- **Source data**:
::::

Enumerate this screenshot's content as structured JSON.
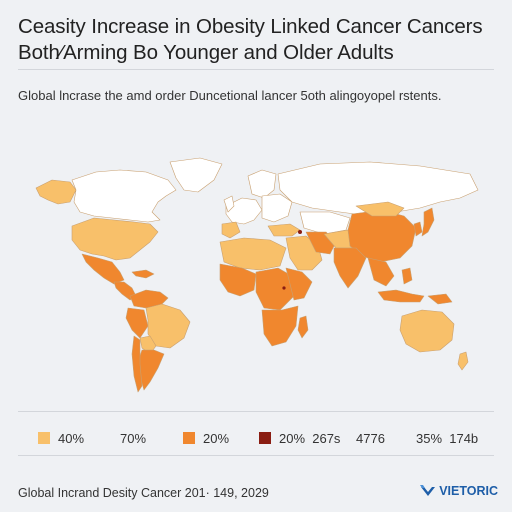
{
  "title": {
    "line1": "Ceasity Increase in Obesity Linked Cancer Cancers",
    "line2": "Both⁄Arming Bo Younger and Older Adults"
  },
  "subtitle": "Global lncrase the amd order Duncetional lancer 5oth alingoyopel rstents.",
  "legend": [
    {
      "label": "40%",
      "color": "#f8c06a"
    },
    {
      "label": "70%",
      "color": null
    },
    {
      "label": "20%",
      "color": "#f0872e"
    },
    {
      "label": "20%  267s",
      "color": "#8a1d12"
    },
    {
      "label": "4776",
      "color": null
    },
    {
      "label": "35%  174b",
      "color": null
    }
  ],
  "footer": "Global Incrand Desity Cancer 201· 149, 2029",
  "brand": "VIETORIC",
  "colors": {
    "land_none": "#ffffff",
    "light_orange": "#f8c06a",
    "mid_orange": "#f0872e",
    "dark_red": "#8a1d12",
    "brand_blue": "#1e5ea8"
  }
}
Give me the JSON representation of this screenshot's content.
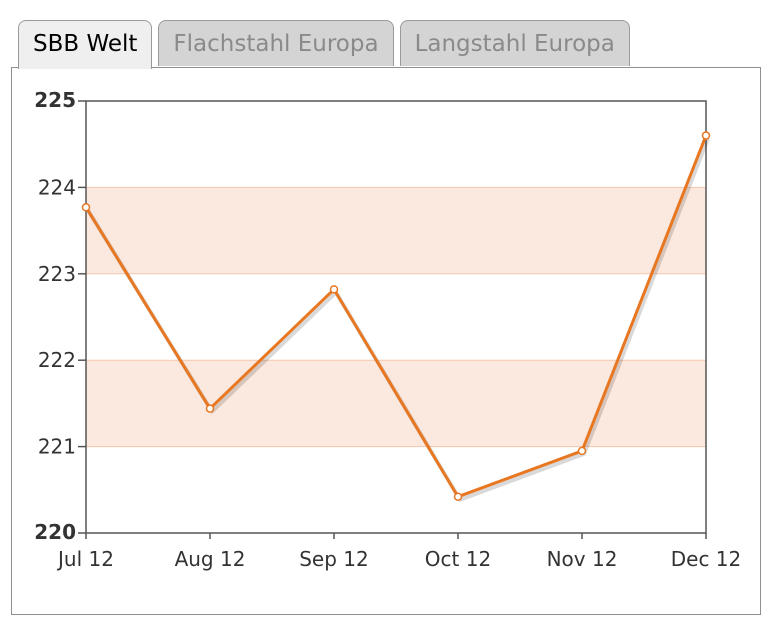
{
  "tabs": [
    {
      "label": "SBB Welt",
      "active": true
    },
    {
      "label": "Flachstahl Europa",
      "active": false
    },
    {
      "label": "Langstahl Europa",
      "active": false
    }
  ],
  "colors": {
    "line": "#e87722",
    "band": "#fbe8df",
    "band_edge": "#f6c7ad",
    "axis": "#555555"
  },
  "chart_data": {
    "type": "line",
    "title": "",
    "xlabel": "",
    "ylabel": "",
    "categories": [
      "Jul 12",
      "Aug 12",
      "Sep 12",
      "Oct 12",
      "Nov 12",
      "Dec 12"
    ],
    "series": [
      {
        "values": [
          223.77,
          221.44,
          222.82,
          220.42,
          220.95,
          224.6
        ]
      }
    ],
    "ylim": [
      220,
      225
    ],
    "yticks": [
      "220",
      "221",
      "222",
      "223",
      "224",
      "225"
    ],
    "alternating_bands": [
      [
        221,
        222
      ],
      [
        223,
        224
      ]
    ],
    "legend": "none",
    "grid": false
  }
}
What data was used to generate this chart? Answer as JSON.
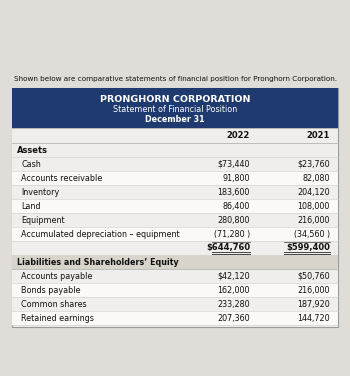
{
  "intro_text": "Shown below are comparative statements of financial position for Pronghorn Corporation.",
  "header_title": "PRONGHORN CORPORATION",
  "header_sub1": "Statement of Financial Position",
  "header_sub2": "December 31",
  "header_bg": "#1f3a6e",
  "header_text_color": "#ffffff",
  "col_headers": [
    "",
    "2022",
    "2021"
  ],
  "assets_section_label": "Assets",
  "assets_rows": [
    [
      "Cash",
      "$73,440",
      "$23,760"
    ],
    [
      "Accounts receivable",
      "91,800",
      "82,080"
    ],
    [
      "Inventory",
      "183,600",
      "204,120"
    ],
    [
      "Land",
      "86,400",
      "108,000"
    ],
    [
      "Equipment",
      "280,800",
      "216,000"
    ],
    [
      "Accumulated depreciation – equipment",
      "(71,280 )",
      "(34,560 )"
    ],
    [
      "",
      "$644,760",
      "$599,400"
    ]
  ],
  "liabilities_section_label": "Liabilities and Shareholders’ Equity",
  "liabilities_rows": [
    [
      "Accounts payable",
      "$42,120",
      "$50,760"
    ],
    [
      "Bonds payable",
      "162,000",
      "216,000"
    ],
    [
      "Common shares",
      "233,280",
      "187,920"
    ],
    [
      "Retained earnings",
      "207,360",
      "144,720"
    ]
  ],
  "page_bg": "#e0ddd8",
  "table_bg": "#f0eeea",
  "table_border": "#999999",
  "row_alt_bg": "#e8e5e0",
  "section_header_bg": "#d8d4cc",
  "text_color": "#111111"
}
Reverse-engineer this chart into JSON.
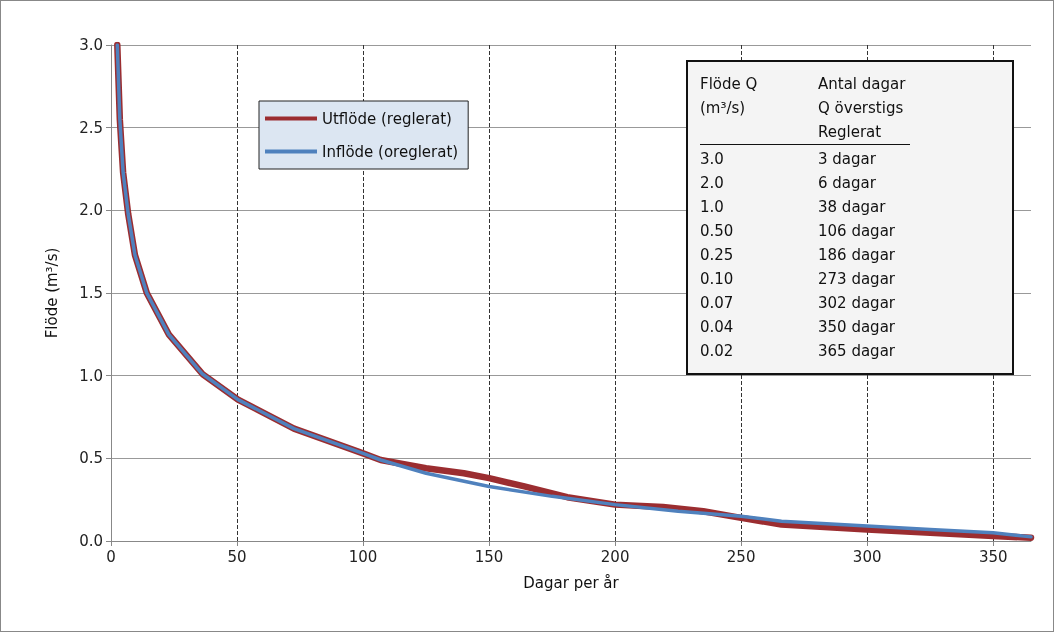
{
  "chart_data": {
    "type": "line",
    "xlabel": "Dagar per år",
    "ylabel": "Flöde (m³/s)",
    "series": [
      {
        "name": "Utflöde (reglerat)",
        "color": "#9b2d30",
        "x": [
          2.5,
          3.5,
          4.8,
          6.8,
          9.5,
          14.2,
          22.9,
          36.3,
          50.4,
          72.6,
          100,
          107,
          125,
          140,
          150,
          164,
          181,
          200,
          219,
          235,
          250,
          266,
          300,
          325,
          350,
          365
        ],
        "values": [
          3.0,
          2.55,
          2.23,
          1.98,
          1.73,
          1.5,
          1.25,
          1.01,
          0.855,
          0.68,
          0.53,
          0.49,
          0.44,
          0.41,
          0.38,
          0.33,
          0.265,
          0.22,
          0.205,
          0.18,
          0.14,
          0.1,
          0.07,
          0.05,
          0.03,
          0.02
        ]
      },
      {
        "name": "Inflöde (oreglerat)",
        "color": "#4f81bd",
        "x": [
          2.5,
          3.5,
          4.8,
          6.8,
          9.5,
          14.2,
          22.9,
          36.3,
          50.4,
          72.6,
          100,
          107,
          125,
          150,
          175,
          200,
          225,
          250,
          266,
          300,
          325,
          350,
          365
        ],
        "values": [
          3.0,
          2.55,
          2.23,
          1.98,
          1.73,
          1.5,
          1.25,
          1.01,
          0.855,
          0.68,
          0.53,
          0.49,
          0.41,
          0.33,
          0.27,
          0.22,
          0.18,
          0.15,
          0.12,
          0.09,
          0.07,
          0.05,
          0.025
        ]
      }
    ],
    "xlim": [
      0,
      365
    ],
    "xticks": [
      0,
      50,
      100,
      150,
      200,
      250,
      300,
      350
    ],
    "ylim": [
      0,
      3
    ],
    "yticks": [
      {
        "value": 0,
        "label": "0.0"
      },
      {
        "value": 0.5,
        "label": "0.5"
      },
      {
        "value": 1,
        "label": "1.0"
      },
      {
        "value": 1.5,
        "label": "1.5"
      },
      {
        "value": 2,
        "label": "2.0"
      },
      {
        "value": 2.5,
        "label": "2.5"
      },
      {
        "value": 3,
        "label": "3.0"
      }
    ],
    "grid": true,
    "legend": "top left",
    "marker": "none",
    "line_style": "solid",
    "annotations": [
      "Flöde Q\n(m³/s)",
      "Antal dagar\nQ överstigs\nReglerat",
      "3.0",
      "3 dagar",
      "2.0",
      "6 dagar",
      "1.0",
      "38 dagar",
      "0.50",
      "106 dagar",
      "0.25",
      "186 dagar",
      "0.10",
      "273 dagar",
      "0.07",
      "302 dagar",
      "0.04",
      "350 dagar",
      "0.02",
      "365 dagar"
    ]
  }
}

::::

- **WORK TO DO**:
Without the pictures, extract every entry verbatim.

- **OUTPUT FOR THIS TASK**:
Enumerate this screenshot's content as structured JSON.
{
  "title": {
    "line1": "Ceasity Increase in Obesity Linked Cancer Cancers",
    "line2": "Both⁄Arming Bo Younger and Older Adults"
  },
  "subtitle": "Global lncrase the amd order Duncetional lancer 5oth alingoyopel rstents.",
  "legend": [
    {
      "label": "40%",
      "color": "#f8c06a"
    },
    {
      "label": "70%",
      "color": null
    },
    {
      "label": "20%",
      "color": "#f0872e"
    },
    {
      "label": "20%  267s",
      "color": "#8a1d12"
    },
    {
      "label": "4776",
      "color": null
    },
    {
      "label": "35%  174b",
      "color": null
    }
  ],
  "footer": "Global Incrand Desity Cancer 201· 149, 2029",
  "brand": "VIETORIC",
  "colors": {
    "land_none": "#ffffff",
    "light_orange": "#f8c06a",
    "mid_orange": "#f0872e",
    "dark_red": "#8a1d12",
    "brand_blue": "#1e5ea8"
  }
}
Give me the JSON representation of this screenshot's content.
{
  "tabs": [
    {
      "label": "SBB Welt",
      "active": true
    },
    {
      "label": "Flachstahl Europa",
      "active": false
    },
    {
      "label": "Langstahl Europa",
      "active": false
    }
  ],
  "colors": {
    "line": "#e87722",
    "band": "#fbe8df",
    "band_edge": "#f6c7ad",
    "axis": "#555555"
  },
  "chart_data": {
    "type": "line",
    "title": "",
    "xlabel": "",
    "ylabel": "",
    "categories": [
      "Jul 12",
      "Aug 12",
      "Sep 12",
      "Oct 12",
      "Nov 12",
      "Dec 12"
    ],
    "series": [
      {
        "values": [
          223.77,
          221.44,
          222.82,
          220.42,
          220.95,
          224.6
        ]
      }
    ],
    "ylim": [
      220,
      225
    ],
    "yticks": [
      "220",
      "221",
      "222",
      "223",
      "224",
      "225"
    ],
    "alternating_bands": [
      [
        221,
        222
      ],
      [
        223,
        224
      ]
    ],
    "legend": "none",
    "grid": false
  }
}
What data was used to generate this chart? Answer as JSON.
{
  "intro_text": "Shown below are comparative statements of financial position for Pronghorn Corporation.",
  "header_title": "PRONGHORN CORPORATION",
  "header_sub1": "Statement of Financial Position",
  "header_sub2": "December 31",
  "header_bg": "#1f3a6e",
  "header_text_color": "#ffffff",
  "col_headers": [
    "",
    "2022",
    "2021"
  ],
  "assets_section_label": "Assets",
  "assets_rows": [
    [
      "Cash",
      "$73,440",
      "$23,760"
    ],
    [
      "Accounts receivable",
      "91,800",
      "82,080"
    ],
    [
      "Inventory",
      "183,600",
      "204,120"
    ],
    [
      "Land",
      "86,400",
      "108,000"
    ],
    [
      "Equipment",
      "280,800",
      "216,000"
    ],
    [
      "Accumulated depreciation – equipment",
      "(71,280 )",
      "(34,560 )"
    ],
    [
      "",
      "$644,760",
      "$599,400"
    ]
  ],
  "liabilities_section_label": "Liabilities and Shareholders’ Equity",
  "liabilities_rows": [
    [
      "Accounts payable",
      "$42,120",
      "$50,760"
    ],
    [
      "Bonds payable",
      "162,000",
      "216,000"
    ],
    [
      "Common shares",
      "233,280",
      "187,920"
    ],
    [
      "Retained earnings",
      "207,360",
      "144,720"
    ]
  ],
  "page_bg": "#e0ddd8",
  "table_bg": "#f0eeea",
  "table_border": "#999999",
  "row_alt_bg": "#e8e5e0",
  "section_header_bg": "#d8d4cc",
  "text_color": "#111111"
}
Reverse-engineer this chart into JSON.
{
  "chart_data": {
    "type": "line",
    "xlabel": "Dagar per år",
    "ylabel": "Flöde (m³/s)",
    "series": [
      {
        "name": "Utflöde (reglerat)",
        "color": "#9b2d30",
        "x": [
          2.5,
          3.5,
          4.8,
          6.8,
          9.5,
          14.2,
          22.9,
          36.3,
          50.4,
          72.6,
          100,
          107,
          125,
          140,
          150,
          164,
          181,
          200,
          219,
          235,
          250,
          266,
          300,
          325,
          350,
          365
        ],
        "values": [
          3.0,
          2.55,
          2.23,
          1.98,
          1.73,
          1.5,
          1.25,
          1.01,
          0.855,
          0.68,
          0.53,
          0.49,
          0.44,
          0.41,
          0.38,
          0.33,
          0.265,
          0.22,
          0.205,
          0.18,
          0.14,
          0.1,
          0.07,
          0.05,
          0.03,
          0.02
        ]
      },
      {
        "name": "Inflöde (oreglerat)",
        "color": "#4f81bd",
        "x": [
          2.5,
          3.5,
          4.8,
          6.8,
          9.5,
          14.2,
          22.9,
          36.3,
          50.4,
          72.6,
          100,
          107,
          125,
          150,
          175,
          200,
          225,
          250,
          266,
          300,
          325,
          350,
          365
        ],
        "values": [
          3.0,
          2.55,
          2.23,
          1.98,
          1.73,
          1.5,
          1.25,
          1.01,
          0.855,
          0.68,
          0.53,
          0.49,
          0.41,
          0.33,
          0.27,
          0.22,
          0.18,
          0.15,
          0.12,
          0.09,
          0.07,
          0.05,
          0.025
        ]
      }
    ],
    "xlim": [
      0,
      365
    ],
    "xticks": [
      0,
      50,
      100,
      150,
      200,
      250,
      300,
      350
    ],
    "ylim": [
      0,
      3
    ],
    "yticks": [
      {
        "value": 0,
        "label": "0.0"
      },
      {
        "value": 0.5,
        "label": "0.5"
      },
      {
        "value": 1,
        "label": "1.0"
      },
      {
        "value": 1.5,
        "label": "1.5"
      },
      {
        "value": 2,
        "label": "2.0"
      },
      {
        "value": 2.5,
        "label": "2.5"
      },
      {
        "value": 3,
        "label": "3.0"
      }
    ],
    "grid": true,
    "legend": "top left",
    "marker": "none",
    "line_style": "solid",
    "annotations": [
      "Flöde Q\n(m³/s)",
      "Antal dagar\nQ överstigs\nReglerat",
      "3.0",
      "3 dagar",
      "2.0",
      "6 dagar",
      "1.0",
      "38 dagar",
      "0.50",
      "106 dagar",
      "0.25",
      "186 dagar",
      "0.10",
      "273 dagar",
      "0.07",
      "302 dagar",
      "0.04",
      "350 dagar",
      "0.02",
      "365 dagar"
    ]
  }
}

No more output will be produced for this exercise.